**TASK GOAL:**
Exclude the pictures; give every entry again exactly as written.

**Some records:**

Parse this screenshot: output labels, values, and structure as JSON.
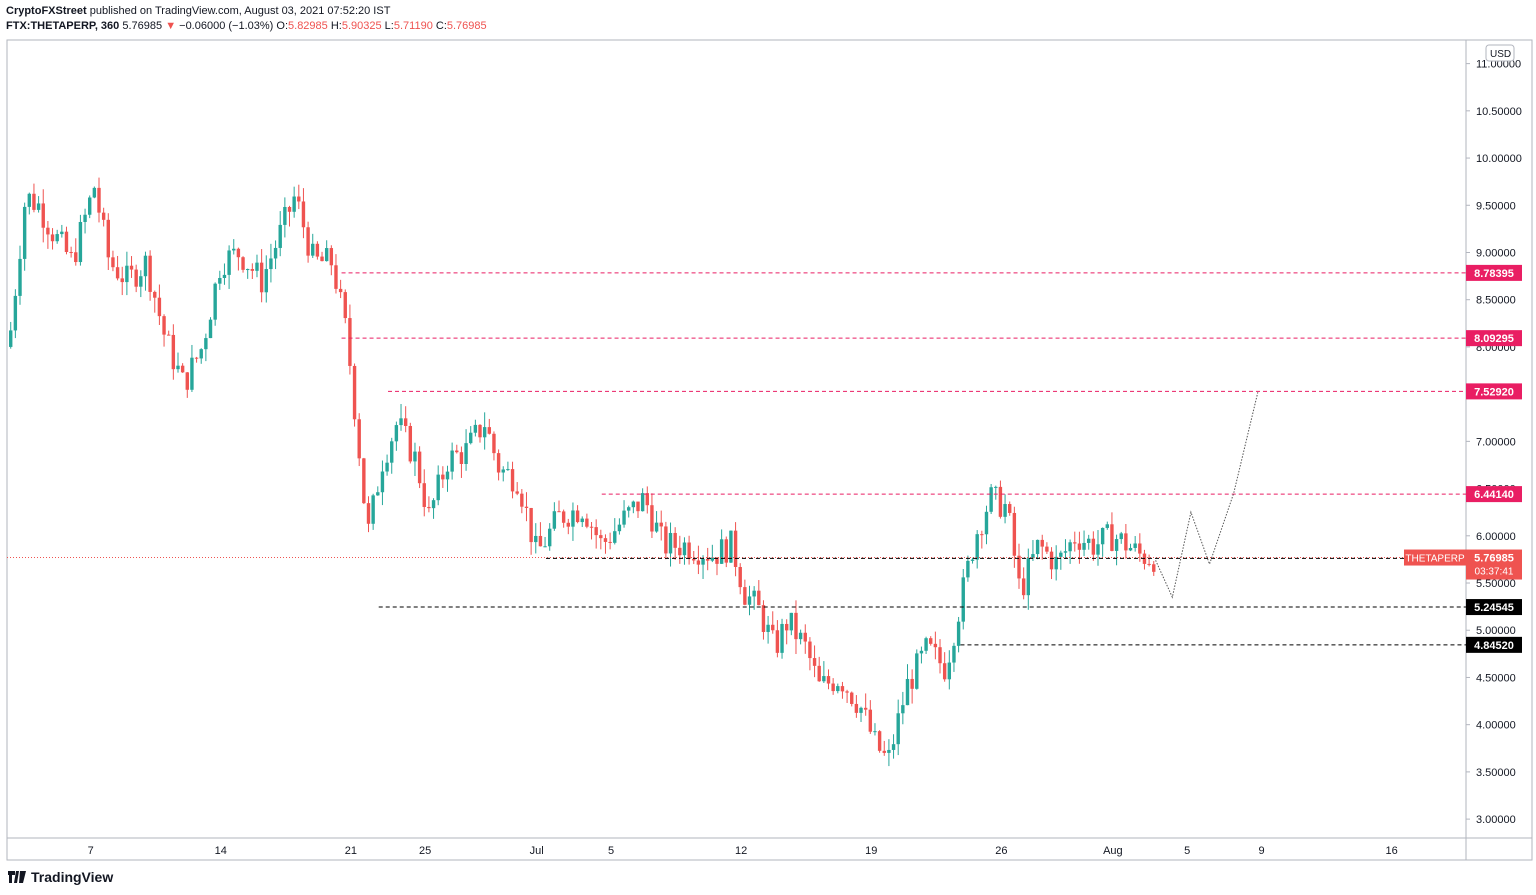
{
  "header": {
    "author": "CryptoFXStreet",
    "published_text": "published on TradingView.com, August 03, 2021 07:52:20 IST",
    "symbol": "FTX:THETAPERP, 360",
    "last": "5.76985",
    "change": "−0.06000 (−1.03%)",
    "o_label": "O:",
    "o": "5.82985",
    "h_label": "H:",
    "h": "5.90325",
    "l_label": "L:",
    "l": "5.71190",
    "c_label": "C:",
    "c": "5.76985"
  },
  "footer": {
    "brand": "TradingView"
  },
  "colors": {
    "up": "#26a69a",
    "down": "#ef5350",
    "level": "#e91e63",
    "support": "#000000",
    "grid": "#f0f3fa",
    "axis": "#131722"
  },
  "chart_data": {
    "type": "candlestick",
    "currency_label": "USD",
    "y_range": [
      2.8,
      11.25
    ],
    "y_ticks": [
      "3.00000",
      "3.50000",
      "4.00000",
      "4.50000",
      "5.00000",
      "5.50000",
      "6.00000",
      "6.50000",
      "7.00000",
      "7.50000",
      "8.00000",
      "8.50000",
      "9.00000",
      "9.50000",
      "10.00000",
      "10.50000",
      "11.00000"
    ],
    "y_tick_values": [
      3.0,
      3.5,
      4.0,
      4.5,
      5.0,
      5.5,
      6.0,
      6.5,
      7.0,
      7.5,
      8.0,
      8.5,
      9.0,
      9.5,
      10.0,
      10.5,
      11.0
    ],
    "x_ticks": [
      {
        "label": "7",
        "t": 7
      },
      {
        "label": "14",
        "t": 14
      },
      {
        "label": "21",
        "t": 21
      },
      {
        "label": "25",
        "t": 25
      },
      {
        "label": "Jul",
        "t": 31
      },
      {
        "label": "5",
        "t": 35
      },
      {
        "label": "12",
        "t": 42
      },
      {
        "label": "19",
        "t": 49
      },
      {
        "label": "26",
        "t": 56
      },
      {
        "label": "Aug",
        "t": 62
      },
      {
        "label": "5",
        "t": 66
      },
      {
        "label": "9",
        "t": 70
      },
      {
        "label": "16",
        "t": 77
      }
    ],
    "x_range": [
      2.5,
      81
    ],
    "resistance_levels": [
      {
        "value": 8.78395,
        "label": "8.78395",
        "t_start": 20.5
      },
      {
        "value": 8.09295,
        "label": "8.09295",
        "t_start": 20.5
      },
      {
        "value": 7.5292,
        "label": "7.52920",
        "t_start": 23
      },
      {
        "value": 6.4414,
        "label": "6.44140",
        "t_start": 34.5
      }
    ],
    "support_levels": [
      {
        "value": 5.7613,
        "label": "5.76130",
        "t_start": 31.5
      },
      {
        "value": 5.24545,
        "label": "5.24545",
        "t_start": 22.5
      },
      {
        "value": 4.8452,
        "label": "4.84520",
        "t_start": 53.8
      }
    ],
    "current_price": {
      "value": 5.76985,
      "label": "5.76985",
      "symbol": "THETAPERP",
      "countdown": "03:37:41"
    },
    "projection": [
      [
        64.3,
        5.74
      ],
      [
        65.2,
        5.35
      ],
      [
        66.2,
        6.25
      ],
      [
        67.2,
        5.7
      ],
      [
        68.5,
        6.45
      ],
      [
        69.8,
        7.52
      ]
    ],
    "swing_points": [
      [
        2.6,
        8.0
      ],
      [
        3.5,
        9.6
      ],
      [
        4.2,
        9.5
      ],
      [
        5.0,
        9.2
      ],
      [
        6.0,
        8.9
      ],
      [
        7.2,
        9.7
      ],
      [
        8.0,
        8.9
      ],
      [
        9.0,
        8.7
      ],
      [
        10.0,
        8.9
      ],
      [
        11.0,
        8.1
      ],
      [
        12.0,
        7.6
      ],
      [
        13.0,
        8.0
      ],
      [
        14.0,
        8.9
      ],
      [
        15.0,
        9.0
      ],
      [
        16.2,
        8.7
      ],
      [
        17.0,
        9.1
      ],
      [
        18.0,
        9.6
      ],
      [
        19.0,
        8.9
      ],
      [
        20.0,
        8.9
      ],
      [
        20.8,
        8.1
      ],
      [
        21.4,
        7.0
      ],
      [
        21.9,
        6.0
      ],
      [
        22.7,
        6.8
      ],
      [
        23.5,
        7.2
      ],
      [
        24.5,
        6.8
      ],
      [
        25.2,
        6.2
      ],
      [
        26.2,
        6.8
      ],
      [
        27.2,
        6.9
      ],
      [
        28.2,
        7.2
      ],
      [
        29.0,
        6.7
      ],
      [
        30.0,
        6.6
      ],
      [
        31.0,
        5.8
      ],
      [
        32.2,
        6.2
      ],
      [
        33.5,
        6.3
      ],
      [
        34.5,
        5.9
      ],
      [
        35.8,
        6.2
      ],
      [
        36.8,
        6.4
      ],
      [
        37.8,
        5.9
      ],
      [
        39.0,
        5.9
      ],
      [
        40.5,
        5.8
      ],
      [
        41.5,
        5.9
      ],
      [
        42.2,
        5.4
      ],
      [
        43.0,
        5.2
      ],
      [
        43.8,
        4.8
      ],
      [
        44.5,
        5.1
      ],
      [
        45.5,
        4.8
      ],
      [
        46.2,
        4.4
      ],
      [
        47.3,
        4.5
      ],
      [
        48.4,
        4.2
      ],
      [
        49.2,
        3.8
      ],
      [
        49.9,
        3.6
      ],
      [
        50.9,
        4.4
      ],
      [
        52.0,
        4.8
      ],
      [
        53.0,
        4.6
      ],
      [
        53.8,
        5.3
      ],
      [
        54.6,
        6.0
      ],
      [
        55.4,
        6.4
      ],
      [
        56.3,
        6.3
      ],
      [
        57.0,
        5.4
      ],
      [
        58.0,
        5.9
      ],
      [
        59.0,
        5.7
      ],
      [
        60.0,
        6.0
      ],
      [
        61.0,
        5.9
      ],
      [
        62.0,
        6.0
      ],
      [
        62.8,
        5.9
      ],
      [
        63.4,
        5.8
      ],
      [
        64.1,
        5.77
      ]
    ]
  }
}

**CORRECT RESPONSE:**
Parse this screenshot: output labels, values, and structure as JSON.
{
  "header": {
    "author": "CryptoFXStreet",
    "published_text": "published on TradingView.com, August 03, 2021 07:52:20 IST",
    "symbol": "FTX:THETAPERP, 360",
    "last": "5.76985",
    "change": "−0.06000 (−1.03%)",
    "o_label": "O:",
    "o": "5.82985",
    "h_label": "H:",
    "h": "5.90325",
    "l_label": "L:",
    "l": "5.71190",
    "c_label": "C:",
    "c": "5.76985"
  },
  "footer": {
    "brand": "TradingView"
  },
  "colors": {
    "up": "#26a69a",
    "down": "#ef5350",
    "level": "#e91e63",
    "support": "#000000",
    "grid": "#f0f3fa",
    "axis": "#131722"
  },
  "chart_data": {
    "type": "candlestick",
    "currency_label": "USD",
    "y_range": [
      2.8,
      11.25
    ],
    "y_ticks": [
      "3.00000",
      "3.50000",
      "4.00000",
      "4.50000",
      "5.00000",
      "5.50000",
      "6.00000",
      "6.50000",
      "7.00000",
      "7.50000",
      "8.00000",
      "8.50000",
      "9.00000",
      "9.50000",
      "10.00000",
      "10.50000",
      "11.00000"
    ],
    "y_tick_values": [
      3.0,
      3.5,
      4.0,
      4.5,
      5.0,
      5.5,
      6.0,
      6.5,
      7.0,
      7.5,
      8.0,
      8.5,
      9.0,
      9.5,
      10.0,
      10.5,
      11.0
    ],
    "x_ticks": [
      {
        "label": "7",
        "t": 7
      },
      {
        "label": "14",
        "t": 14
      },
      {
        "label": "21",
        "t": 21
      },
      {
        "label": "25",
        "t": 25
      },
      {
        "label": "Jul",
        "t": 31
      },
      {
        "label": "5",
        "t": 35
      },
      {
        "label": "12",
        "t": 42
      },
      {
        "label": "19",
        "t": 49
      },
      {
        "label": "26",
        "t": 56
      },
      {
        "label": "Aug",
        "t": 62
      },
      {
        "label": "5",
        "t": 66
      },
      {
        "label": "9",
        "t": 70
      },
      {
        "label": "16",
        "t": 77
      }
    ],
    "x_range": [
      2.5,
      81
    ],
    "resistance_levels": [
      {
        "value": 8.78395,
        "label": "8.78395",
        "t_start": 20.5
      },
      {
        "value": 8.09295,
        "label": "8.09295",
        "t_start": 20.5
      },
      {
        "value": 7.5292,
        "label": "7.52920",
        "t_start": 23
      },
      {
        "value": 6.4414,
        "label": "6.44140",
        "t_start": 34.5
      }
    ],
    "support_levels": [
      {
        "value": 5.7613,
        "label": "5.76130",
        "t_start": 31.5
      },
      {
        "value": 5.24545,
        "label": "5.24545",
        "t_start": 22.5
      },
      {
        "value": 4.8452,
        "label": "4.84520",
        "t_start": 53.8
      }
    ],
    "current_price": {
      "value": 5.76985,
      "label": "5.76985",
      "symbol": "THETAPERP",
      "countdown": "03:37:41"
    },
    "projection": [
      [
        64.3,
        5.74
      ],
      [
        65.2,
        5.35
      ],
      [
        66.2,
        6.25
      ],
      [
        67.2,
        5.7
      ],
      [
        68.5,
        6.45
      ],
      [
        69.8,
        7.52
      ]
    ],
    "swing_points": [
      [
        2.6,
        8.0
      ],
      [
        3.5,
        9.6
      ],
      [
        4.2,
        9.5
      ],
      [
        5.0,
        9.2
      ],
      [
        6.0,
        8.9
      ],
      [
        7.2,
        9.7
      ],
      [
        8.0,
        8.9
      ],
      [
        9.0,
        8.7
      ],
      [
        10.0,
        8.9
      ],
      [
        11.0,
        8.1
      ],
      [
        12.0,
        7.6
      ],
      [
        13.0,
        8.0
      ],
      [
        14.0,
        8.9
      ],
      [
        15.0,
        9.0
      ],
      [
        16.2,
        8.7
      ],
      [
        17.0,
        9.1
      ],
      [
        18.0,
        9.6
      ],
      [
        19.0,
        8.9
      ],
      [
        20.0,
        8.9
      ],
      [
        20.8,
        8.1
      ],
      [
        21.4,
        7.0
      ],
      [
        21.9,
        6.0
      ],
      [
        22.7,
        6.8
      ],
      [
        23.5,
        7.2
      ],
      [
        24.5,
        6.8
      ],
      [
        25.2,
        6.2
      ],
      [
        26.2,
        6.8
      ],
      [
        27.2,
        6.9
      ],
      [
        28.2,
        7.2
      ],
      [
        29.0,
        6.7
      ],
      [
        30.0,
        6.6
      ],
      [
        31.0,
        5.8
      ],
      [
        32.2,
        6.2
      ],
      [
        33.5,
        6.3
      ],
      [
        34.5,
        5.9
      ],
      [
        35.8,
        6.2
      ],
      [
        36.8,
        6.4
      ],
      [
        37.8,
        5.9
      ],
      [
        39.0,
        5.9
      ],
      [
        40.5,
        5.8
      ],
      [
        41.5,
        5.9
      ],
      [
        42.2,
        5.4
      ],
      [
        43.0,
        5.2
      ],
      [
        43.8,
        4.8
      ],
      [
        44.5,
        5.1
      ],
      [
        45.5,
        4.8
      ],
      [
        46.2,
        4.4
      ],
      [
        47.3,
        4.5
      ],
      [
        48.4,
        4.2
      ],
      [
        49.2,
        3.8
      ],
      [
        49.9,
        3.6
      ],
      [
        50.9,
        4.4
      ],
      [
        52.0,
        4.8
      ],
      [
        53.0,
        4.6
      ],
      [
        53.8,
        5.3
      ],
      [
        54.6,
        6.0
      ],
      [
        55.4,
        6.4
      ],
      [
        56.3,
        6.3
      ],
      [
        57.0,
        5.4
      ],
      [
        58.0,
        5.9
      ],
      [
        59.0,
        5.7
      ],
      [
        60.0,
        6.0
      ],
      [
        61.0,
        5.9
      ],
      [
        62.0,
        6.0
      ],
      [
        62.8,
        5.9
      ],
      [
        63.4,
        5.8
      ],
      [
        64.1,
        5.77
      ]
    ]
  }
}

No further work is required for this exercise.